* SHORT PROBLEM
Extract all of the data and reproduce it precisely.

━━━━

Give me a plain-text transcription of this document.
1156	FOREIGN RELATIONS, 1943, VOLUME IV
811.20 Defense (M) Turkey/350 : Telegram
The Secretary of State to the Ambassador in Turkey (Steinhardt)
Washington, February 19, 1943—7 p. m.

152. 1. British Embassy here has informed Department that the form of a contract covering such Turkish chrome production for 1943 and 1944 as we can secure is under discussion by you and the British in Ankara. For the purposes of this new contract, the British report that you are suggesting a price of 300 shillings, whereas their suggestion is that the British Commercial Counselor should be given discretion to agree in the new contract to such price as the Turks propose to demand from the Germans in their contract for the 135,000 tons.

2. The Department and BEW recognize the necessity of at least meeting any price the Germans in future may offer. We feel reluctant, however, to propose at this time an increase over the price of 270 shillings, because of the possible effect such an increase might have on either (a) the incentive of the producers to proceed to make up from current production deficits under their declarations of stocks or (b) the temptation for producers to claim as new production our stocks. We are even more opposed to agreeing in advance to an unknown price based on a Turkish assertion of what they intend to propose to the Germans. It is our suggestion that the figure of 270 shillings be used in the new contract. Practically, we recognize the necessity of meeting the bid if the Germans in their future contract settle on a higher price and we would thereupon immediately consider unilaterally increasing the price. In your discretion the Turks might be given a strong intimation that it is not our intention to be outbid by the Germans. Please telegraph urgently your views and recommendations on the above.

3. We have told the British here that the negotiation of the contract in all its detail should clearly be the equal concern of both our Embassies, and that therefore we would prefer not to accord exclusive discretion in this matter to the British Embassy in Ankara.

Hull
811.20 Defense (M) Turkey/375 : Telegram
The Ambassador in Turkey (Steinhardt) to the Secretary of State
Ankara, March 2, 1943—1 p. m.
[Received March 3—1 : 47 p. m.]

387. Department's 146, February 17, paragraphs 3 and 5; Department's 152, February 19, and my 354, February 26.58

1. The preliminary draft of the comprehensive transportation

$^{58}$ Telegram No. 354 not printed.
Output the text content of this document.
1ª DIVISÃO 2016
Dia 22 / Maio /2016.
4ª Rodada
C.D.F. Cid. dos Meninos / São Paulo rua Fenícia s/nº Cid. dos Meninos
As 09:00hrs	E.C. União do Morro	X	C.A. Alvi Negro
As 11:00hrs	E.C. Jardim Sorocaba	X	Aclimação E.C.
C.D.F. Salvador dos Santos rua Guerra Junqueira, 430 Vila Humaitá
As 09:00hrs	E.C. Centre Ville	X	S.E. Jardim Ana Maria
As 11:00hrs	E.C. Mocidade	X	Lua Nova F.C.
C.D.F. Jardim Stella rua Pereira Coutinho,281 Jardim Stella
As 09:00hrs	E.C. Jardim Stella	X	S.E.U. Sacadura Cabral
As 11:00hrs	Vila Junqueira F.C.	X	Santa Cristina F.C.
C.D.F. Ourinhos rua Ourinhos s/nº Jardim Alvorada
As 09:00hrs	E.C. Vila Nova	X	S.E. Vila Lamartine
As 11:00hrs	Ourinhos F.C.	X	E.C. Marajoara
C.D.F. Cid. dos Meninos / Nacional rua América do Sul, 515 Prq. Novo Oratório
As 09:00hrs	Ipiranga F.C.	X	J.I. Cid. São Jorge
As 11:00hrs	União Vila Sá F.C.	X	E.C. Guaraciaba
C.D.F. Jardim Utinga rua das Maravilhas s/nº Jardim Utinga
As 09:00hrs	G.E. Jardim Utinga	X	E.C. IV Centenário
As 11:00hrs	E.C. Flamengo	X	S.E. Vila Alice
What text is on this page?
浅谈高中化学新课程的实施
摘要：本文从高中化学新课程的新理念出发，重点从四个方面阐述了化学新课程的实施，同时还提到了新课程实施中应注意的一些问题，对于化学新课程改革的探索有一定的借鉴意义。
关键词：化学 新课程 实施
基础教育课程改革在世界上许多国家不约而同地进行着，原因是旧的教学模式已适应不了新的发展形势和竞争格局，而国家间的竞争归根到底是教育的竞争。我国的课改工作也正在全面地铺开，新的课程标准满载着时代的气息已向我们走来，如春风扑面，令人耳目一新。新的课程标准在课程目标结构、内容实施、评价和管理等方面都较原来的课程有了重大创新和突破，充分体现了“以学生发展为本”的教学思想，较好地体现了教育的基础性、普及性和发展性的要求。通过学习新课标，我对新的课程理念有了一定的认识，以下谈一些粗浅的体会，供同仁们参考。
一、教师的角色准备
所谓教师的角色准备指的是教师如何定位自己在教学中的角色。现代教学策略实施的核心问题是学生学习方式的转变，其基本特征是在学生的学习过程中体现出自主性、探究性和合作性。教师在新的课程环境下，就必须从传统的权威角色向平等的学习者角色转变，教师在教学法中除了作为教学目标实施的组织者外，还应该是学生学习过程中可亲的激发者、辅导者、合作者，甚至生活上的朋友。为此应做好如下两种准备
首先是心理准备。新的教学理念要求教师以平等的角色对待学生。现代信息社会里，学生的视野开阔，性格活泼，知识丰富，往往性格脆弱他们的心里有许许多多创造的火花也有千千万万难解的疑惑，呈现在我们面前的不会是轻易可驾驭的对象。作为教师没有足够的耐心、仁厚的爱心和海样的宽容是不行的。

━━━━

* RESPONSE TO THIS TASK
Give me a plain-text transcription of this document.
1156	FOREIGN RELATIONS, 1943, VOLUME IV
811.20 Defense (M) Turkey/350 : Telegram
The Secretary of State to the Ambassador in Turkey (Steinhardt)
Washington, February 19, 1943—7 p. m.

152. 1. British Embassy here has informed Department that the form of a contract covering such Turkish chrome production for 1943 and 1944 as we can secure is under discussion by you and the British in Ankara. For the purposes of this new contract, the British report that you are suggesting a price of 300 shillings, whereas their suggestion is that the British Commercial Counselor should be given discretion to agree in the new contract to such price as the Turks propose to demand from the Germans in their contract for the 135,000 tons.

2. The Department and BEW recognize the necessity of at least meeting any price the Germans in future may offer. We feel reluctant, however, to propose at this time an increase over the price of 270 shillings, because of the possible effect such an increase might have on either (a) the incentive of the producers to proceed to make up from current production deficits under their declarations of stocks or (b) the temptation for producers to claim as new production our stocks. We are even more opposed to agreeing in advance to an unknown price based on a Turkish assertion of what they intend to propose to the Germans. It is our suggestion that the figure of 270 shillings be used in the new contract. Practically, we recognize the necessity of meeting the bid if the Germans in their future contract settle on a higher price and we would thereupon immediately consider unilaterally increasing the price. In your discretion the Turks might be given a strong intimation that it is not our intention to be outbid by the Germans. Please telegraph urgently your views and recommendations on the above.

3. We have told the British here that the negotiation of the contract in all its detail should clearly be the equal concern of both our Embassies, and that therefore we would prefer not to accord exclusive discretion in this matter to the British Embassy in Ankara.

Hull
811.20 Defense (M) Turkey/375 : Telegram
The Ambassador in Turkey (Steinhardt) to the Secretary of State
Ankara, March 2, 1943—1 p. m.
[Received March 3—1 : 47 p. m.]

387. Department's 146, February 17, paragraphs 3 and 5; Department's 152, February 19, and my 354, February 26.58

1. The preliminary draft of the comprehensive transportation

$^{58}$ Telegram No. 354 not printed.
Output the text content of this document.
1ª DIVISÃO 2016
Dia 22 / Maio /2016.
4ª Rodada
C.D.F. Cid. dos Meninos / São Paulo rua Fenícia s/nº Cid. dos Meninos
As 09:00hrs	E.C. União do Morro	X	C.A. Alvi Negro
As 11:00hrs	E.C. Jardim Sorocaba	X	Aclimação E.C.
C.D.F. Salvador dos Santos rua Guerra Junqueira, 430 Vila Humaitá
As 09:00hrs	E.C. Centre Ville	X	S.E. Jardim Ana Maria
As 11:00hrs	E.C. Mocidade	X	Lua Nova F.C.
C.D.F. Jardim Stella rua Pereira Coutinho,281 Jardim Stella
As 09:00hrs	E.C. Jardim Stella	X	S.E.U. Sacadura Cabral
As 11:00hrs	Vila Junqueira F.C.	X	Santa Cristina F.C.
C.D.F. Ourinhos rua Ourinhos s/nº Jardim Alvorada
As 09:00hrs	E.C. Vila Nova	X	S.E. Vila Lamartine
As 11:00hrs	Ourinhos F.C.	X	E.C. Marajoara
C.D.F. Cid. dos Meninos / Nacional rua América do Sul, 515 Prq. Novo Oratório
As 09:00hrs	Ipiranga F.C.	X	J.I. Cid. São Jorge
As 11:00hrs	União Vila Sá F.C.	X	E.C. Guaraciaba
C.D.F. Jardim Utinga rua das Maravilhas s/nº Jardim Utinga
As 09:00hrs	G.E. Jardim Utinga	X	E.C. IV Centenário
As 11:00hrs	E.C. Flamengo	X	S.E. Vila Alice
What text is on this page?
浅谈高中化学新课程的实施
摘要：本文从高中化学新课程的新理念出发，重点从四个方面阐述了化学新课程的实施，同时还提到了新课程实施中应注意的一些问题，对于化学新课程改革的探索有一定的借鉴意义。
关键词：化学 新课程 实施
基础教育课程改革在世界上许多国家不约而同地进行着，原因是旧的教学模式已适应不了新的发展形势和竞争格局，而国家间的竞争归根到底是教育的竞争。我国的课改工作也正在全面地铺开，新的课程标准满载着时代的气息已向我们走来，如春风扑面，令人耳目一新。新的课程标准在课程目标结构、内容实施、评价和管理等方面都较原来的课程有了重大创新和突破，充分体现了“以学生发展为本”的教学思想，较好地体现了教育的基础性、普及性和发展性的要求。通过学习新课标，我对新的课程理念有了一定的认识，以下谈一些粗浅的体会，供同仁们参考。
一、教师的角色准备
所谓教师的角色准备指的是教师如何定位自己在教学中的角色。现代教学策略实施的核心问题是学生学习方式的转变，其基本特征是在学生的学习过程中体现出自主性、探究性和合作性。教师在新的课程环境下，就必须从传统的权威角色向平等的学习者角色转变，教师在教学法中除了作为教学目标实施的组织者外，还应该是学生学习过程中可亲的激发者、辅导者、合作者，甚至生活上的朋友。为此应做好如下两种准备
首先是心理准备。新的教学理念要求教师以平等的角色对待学生。现代信息社会里，学生的视野开阔，性格活泼，知识丰富，往往性格脆弱他们的心里有许许多多创造的火花也有千千万万难解的疑惑，呈现在我们面前的不会是轻易可驾驭的对象。作为教师没有足够的耐心、仁厚的爱心和海样的宽容是不行的。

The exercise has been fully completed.